Stored items from a collection:
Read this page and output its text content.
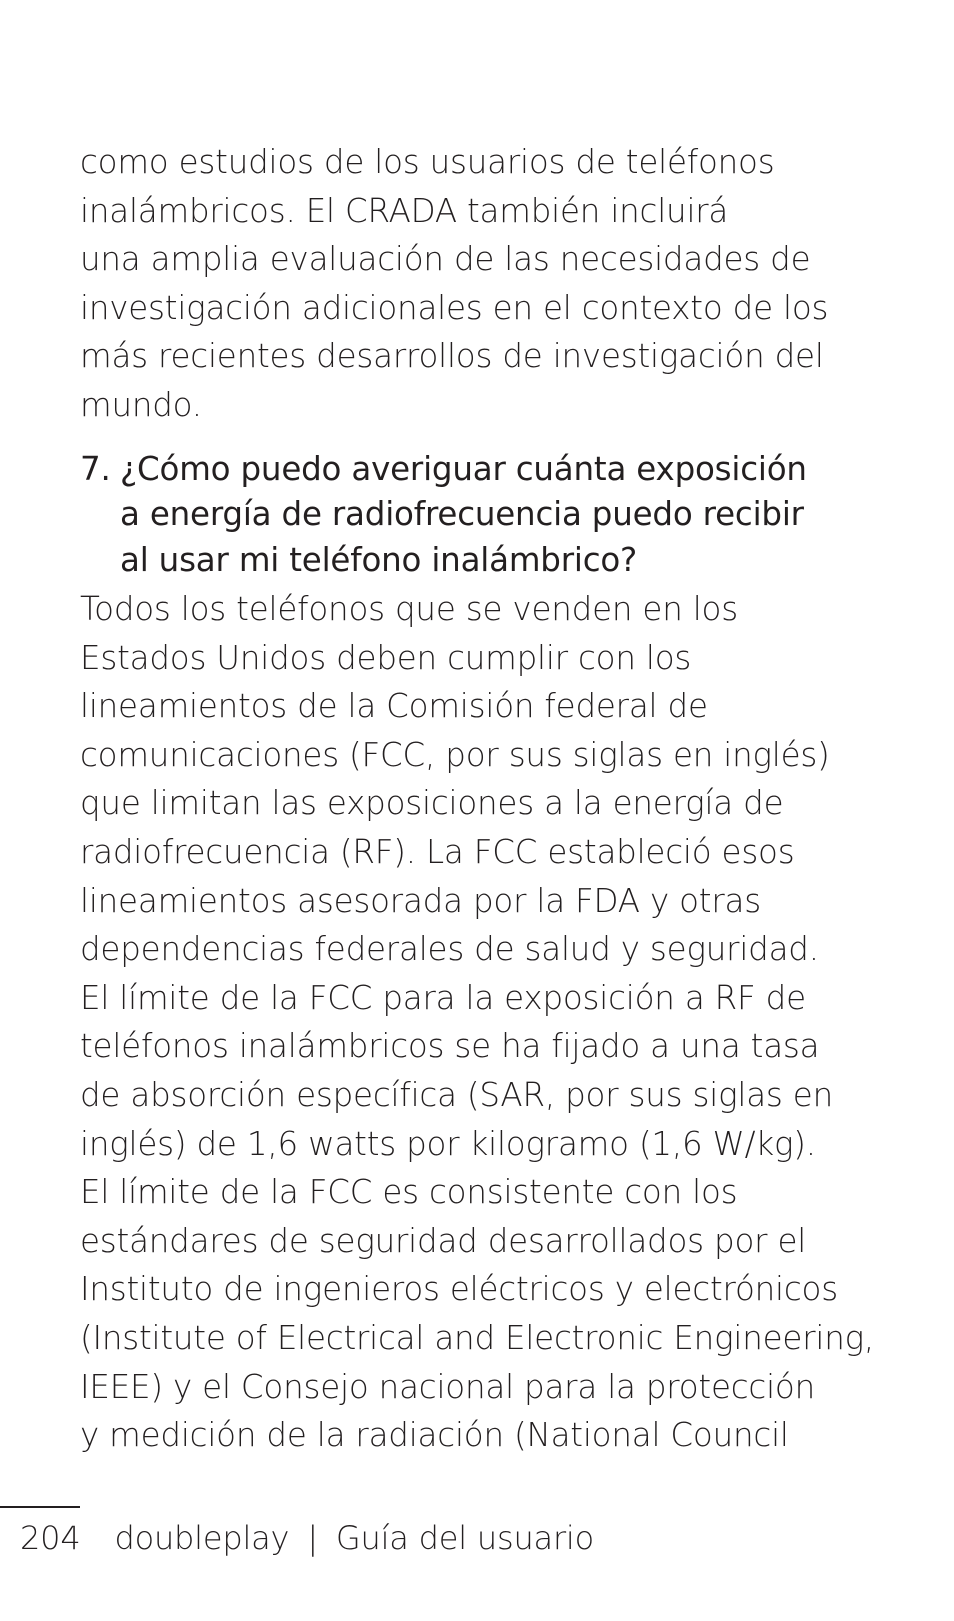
como estudios de los usuarios de teléfonos
inalámbricos. El CRADA también incluirá
una amplia evaluación de las necesidades de
investigación adicionales en el contexto de los
más recientes desarrollos de investigación del
mundo.

7. ¿Cómo puedo averiguar cuánta exposición
a energía de radiofrecuencia puedo recibir
al usar mi teléfono inalámbrico?

Todos los teléfonos que se venden en los
Estados Unidos deben cumplir con los
lineamientos de la Comisión federal de
comunicaciones (FCC, por sus siglas en inglés)
que limitan las exposiciones a la energía de
radiofrecuencia (RF). La FCC estableció esos
lineamientos asesorada por la FDA y otras
dependencias federales de salud y seguridad.
El límite de la FCC para la exposición a RF de
teléfonos inalámbricos se ha fijado a una tasa
de absorción específica (SAR, por sus siglas en
inglés) de 1,6 watts por kilogramo (1,6 W/kg).
El límite de la FCC es consistente con los
estándares de seguridad desarrollados por el
Instituto de ingenieros eléctricos y electrónicos
(Institute of Electrical and Electronic Engineering,
IEEE) y el Consejo nacional para la protección
y medición de la radiación (National Council

204 doubleplay | Guía del usuario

▶ _CHALLENGE_:
In your copy of the records, include no pictures; repeat everything else exactly.

▶ _SOLUTION TO THE PROBLEM_:
Read this page and output its text content.
como estudios de los usuarios de teléfonos
inalámbricos. El CRADA también incluirá
una amplia evaluación de las necesidades de
investigación adicionales en el contexto de los
más recientes desarrollos de investigación del
mundo.

7. ¿Cómo puedo averiguar cuánta exposición
a energía de radiofrecuencia puedo recibir
al usar mi teléfono inalámbrico?

Todos los teléfonos que se venden en los
Estados Unidos deben cumplir con los
lineamientos de la Comisión federal de
comunicaciones (FCC, por sus siglas en inglés)
que limitan las exposiciones a la energía de
radiofrecuencia (RF). La FCC estableció esos
lineamientos asesorada por la FDA y otras
dependencias federales de salud y seguridad.
El límite de la FCC para la exposición a RF de
teléfonos inalámbricos se ha fijado a una tasa
de absorción específica (SAR, por sus siglas en
inglés) de 1,6 watts por kilogramo (1,6 W/kg).
El límite de la FCC es consistente con los
estándares de seguridad desarrollados por el
Instituto de ingenieros eléctricos y electrónicos
(Institute of Electrical and Electronic Engineering,
IEEE) y el Consejo nacional para la protección
y medición de la radiación (National Council

204 doubleplay | Guía del usuario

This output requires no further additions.